═══ Supplied records
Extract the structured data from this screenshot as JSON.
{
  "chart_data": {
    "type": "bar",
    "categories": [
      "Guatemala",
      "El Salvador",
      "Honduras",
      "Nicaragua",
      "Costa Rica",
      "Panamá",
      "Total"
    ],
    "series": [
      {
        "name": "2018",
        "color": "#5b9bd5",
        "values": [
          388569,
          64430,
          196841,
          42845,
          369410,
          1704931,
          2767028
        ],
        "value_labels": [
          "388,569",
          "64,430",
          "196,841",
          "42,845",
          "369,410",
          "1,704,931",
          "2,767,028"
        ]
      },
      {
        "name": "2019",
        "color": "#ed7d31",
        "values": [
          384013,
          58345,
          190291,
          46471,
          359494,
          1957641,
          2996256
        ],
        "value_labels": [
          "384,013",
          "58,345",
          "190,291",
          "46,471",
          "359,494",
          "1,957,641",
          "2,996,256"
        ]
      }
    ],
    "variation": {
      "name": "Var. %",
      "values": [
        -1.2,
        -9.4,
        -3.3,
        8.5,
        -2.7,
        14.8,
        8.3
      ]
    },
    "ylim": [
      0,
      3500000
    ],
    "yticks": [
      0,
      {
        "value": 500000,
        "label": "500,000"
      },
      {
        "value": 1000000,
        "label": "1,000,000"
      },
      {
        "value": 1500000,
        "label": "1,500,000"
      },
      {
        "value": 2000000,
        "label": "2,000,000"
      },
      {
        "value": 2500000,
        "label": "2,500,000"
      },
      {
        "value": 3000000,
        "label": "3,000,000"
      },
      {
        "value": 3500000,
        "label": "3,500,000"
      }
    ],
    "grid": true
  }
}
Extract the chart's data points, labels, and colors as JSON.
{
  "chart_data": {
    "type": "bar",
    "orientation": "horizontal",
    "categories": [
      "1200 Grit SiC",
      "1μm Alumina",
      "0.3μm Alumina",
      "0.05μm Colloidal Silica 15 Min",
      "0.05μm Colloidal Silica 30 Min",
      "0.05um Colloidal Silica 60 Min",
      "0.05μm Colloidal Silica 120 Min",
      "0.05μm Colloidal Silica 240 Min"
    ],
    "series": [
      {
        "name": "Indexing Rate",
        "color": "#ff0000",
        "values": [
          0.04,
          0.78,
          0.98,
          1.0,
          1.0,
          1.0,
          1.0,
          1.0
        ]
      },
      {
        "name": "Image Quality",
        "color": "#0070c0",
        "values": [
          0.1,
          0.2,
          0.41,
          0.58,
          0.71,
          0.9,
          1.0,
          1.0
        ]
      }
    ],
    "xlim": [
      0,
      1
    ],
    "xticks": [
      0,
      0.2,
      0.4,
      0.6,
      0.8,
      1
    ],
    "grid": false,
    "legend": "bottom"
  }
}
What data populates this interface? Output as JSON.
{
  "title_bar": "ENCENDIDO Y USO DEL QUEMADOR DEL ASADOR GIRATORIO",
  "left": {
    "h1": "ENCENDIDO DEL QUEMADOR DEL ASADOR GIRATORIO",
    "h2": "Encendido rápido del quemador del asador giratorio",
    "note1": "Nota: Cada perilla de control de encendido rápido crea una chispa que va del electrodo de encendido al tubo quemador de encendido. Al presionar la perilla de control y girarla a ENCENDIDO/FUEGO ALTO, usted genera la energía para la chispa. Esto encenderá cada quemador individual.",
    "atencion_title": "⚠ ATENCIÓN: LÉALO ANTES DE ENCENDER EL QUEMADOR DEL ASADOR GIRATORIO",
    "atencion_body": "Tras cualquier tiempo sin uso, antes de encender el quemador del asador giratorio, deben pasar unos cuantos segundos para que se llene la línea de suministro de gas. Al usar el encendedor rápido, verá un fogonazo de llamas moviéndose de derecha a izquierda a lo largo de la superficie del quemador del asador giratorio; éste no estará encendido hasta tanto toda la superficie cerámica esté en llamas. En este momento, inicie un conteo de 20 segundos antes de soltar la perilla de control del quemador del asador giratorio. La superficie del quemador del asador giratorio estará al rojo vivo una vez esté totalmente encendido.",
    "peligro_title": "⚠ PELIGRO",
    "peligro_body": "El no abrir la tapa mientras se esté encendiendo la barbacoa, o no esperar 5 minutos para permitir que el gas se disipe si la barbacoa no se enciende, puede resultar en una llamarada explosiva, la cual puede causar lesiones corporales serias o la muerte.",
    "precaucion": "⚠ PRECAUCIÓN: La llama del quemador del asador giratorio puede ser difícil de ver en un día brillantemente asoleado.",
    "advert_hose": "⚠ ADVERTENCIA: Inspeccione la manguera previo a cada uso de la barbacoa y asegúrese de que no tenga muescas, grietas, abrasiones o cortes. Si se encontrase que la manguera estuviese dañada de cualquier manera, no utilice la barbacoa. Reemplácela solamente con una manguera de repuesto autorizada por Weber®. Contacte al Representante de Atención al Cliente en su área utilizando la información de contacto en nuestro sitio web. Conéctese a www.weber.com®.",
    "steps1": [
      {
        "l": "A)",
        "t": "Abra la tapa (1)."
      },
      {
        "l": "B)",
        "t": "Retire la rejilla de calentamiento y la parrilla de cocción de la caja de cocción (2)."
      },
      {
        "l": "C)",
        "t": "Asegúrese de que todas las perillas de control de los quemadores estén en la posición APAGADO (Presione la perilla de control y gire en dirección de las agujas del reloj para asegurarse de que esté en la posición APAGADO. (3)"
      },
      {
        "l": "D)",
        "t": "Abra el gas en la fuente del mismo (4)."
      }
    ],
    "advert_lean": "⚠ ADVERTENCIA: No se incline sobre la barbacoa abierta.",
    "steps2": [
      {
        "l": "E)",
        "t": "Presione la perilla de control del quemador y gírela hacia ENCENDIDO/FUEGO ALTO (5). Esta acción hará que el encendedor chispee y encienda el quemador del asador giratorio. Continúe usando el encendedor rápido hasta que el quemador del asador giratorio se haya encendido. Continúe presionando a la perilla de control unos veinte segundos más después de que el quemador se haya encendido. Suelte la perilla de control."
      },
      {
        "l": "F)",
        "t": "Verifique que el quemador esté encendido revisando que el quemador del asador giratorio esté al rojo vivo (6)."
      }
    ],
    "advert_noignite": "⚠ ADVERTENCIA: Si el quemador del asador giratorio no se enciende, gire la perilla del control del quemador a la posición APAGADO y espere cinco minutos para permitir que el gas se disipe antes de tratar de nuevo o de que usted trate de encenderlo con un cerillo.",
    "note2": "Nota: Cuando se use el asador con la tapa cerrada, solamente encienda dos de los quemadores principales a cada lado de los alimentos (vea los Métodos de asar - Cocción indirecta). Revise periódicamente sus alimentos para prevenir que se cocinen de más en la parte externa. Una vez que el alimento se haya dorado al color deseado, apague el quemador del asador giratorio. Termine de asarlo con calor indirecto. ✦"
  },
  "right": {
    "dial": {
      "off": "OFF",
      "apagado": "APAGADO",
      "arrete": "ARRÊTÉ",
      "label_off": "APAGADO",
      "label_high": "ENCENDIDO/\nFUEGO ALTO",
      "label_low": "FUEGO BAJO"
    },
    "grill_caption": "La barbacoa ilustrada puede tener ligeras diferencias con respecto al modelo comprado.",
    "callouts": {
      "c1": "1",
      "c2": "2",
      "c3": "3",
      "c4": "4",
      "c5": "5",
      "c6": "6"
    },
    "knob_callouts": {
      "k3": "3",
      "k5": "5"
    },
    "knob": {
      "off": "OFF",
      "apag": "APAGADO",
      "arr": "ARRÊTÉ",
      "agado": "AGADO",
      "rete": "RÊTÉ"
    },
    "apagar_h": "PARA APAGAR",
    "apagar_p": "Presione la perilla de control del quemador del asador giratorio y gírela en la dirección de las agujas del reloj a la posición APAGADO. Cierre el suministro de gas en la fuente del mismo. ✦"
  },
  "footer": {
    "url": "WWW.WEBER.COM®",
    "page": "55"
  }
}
══════
- _Objective_
Search the entries for the word "Silica", then gather every line that has it.

- _The response_
      "0.05μm Colloidal Silica 15 Min",
      "0.05μm Colloidal Silica 30 Min",
      "0.05um Colloidal Silica 60 Min",
      "0.05μm Colloidal Silica 120 Min",
      "0.05μm Colloidal Silica 240 Min"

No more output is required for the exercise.